##### DATASET

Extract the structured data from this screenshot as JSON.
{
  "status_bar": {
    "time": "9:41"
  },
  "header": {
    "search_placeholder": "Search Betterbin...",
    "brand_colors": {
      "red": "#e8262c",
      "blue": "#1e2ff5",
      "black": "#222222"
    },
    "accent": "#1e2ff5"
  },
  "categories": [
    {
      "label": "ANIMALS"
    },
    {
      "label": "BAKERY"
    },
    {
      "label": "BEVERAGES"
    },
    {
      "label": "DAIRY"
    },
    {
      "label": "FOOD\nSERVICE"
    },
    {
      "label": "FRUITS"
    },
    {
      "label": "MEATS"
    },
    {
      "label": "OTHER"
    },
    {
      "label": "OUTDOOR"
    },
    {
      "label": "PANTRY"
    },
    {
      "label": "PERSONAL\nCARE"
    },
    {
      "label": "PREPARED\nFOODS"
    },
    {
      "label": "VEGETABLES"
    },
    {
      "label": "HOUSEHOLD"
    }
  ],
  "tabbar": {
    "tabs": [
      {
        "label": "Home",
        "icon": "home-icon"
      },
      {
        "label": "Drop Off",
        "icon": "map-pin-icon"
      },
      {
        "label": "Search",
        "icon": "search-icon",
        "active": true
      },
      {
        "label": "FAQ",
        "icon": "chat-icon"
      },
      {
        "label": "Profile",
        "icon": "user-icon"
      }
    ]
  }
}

##########

→ WHAT TO DO
Which lines hold the string "icon"? List them all.

→ RESULT FOR THIS EXERCISE
        "icon": "home-icon"
        "icon": "map-pin-icon"
        "icon": "search-icon",
        "icon": "chat-icon"
        "icon": "user-icon"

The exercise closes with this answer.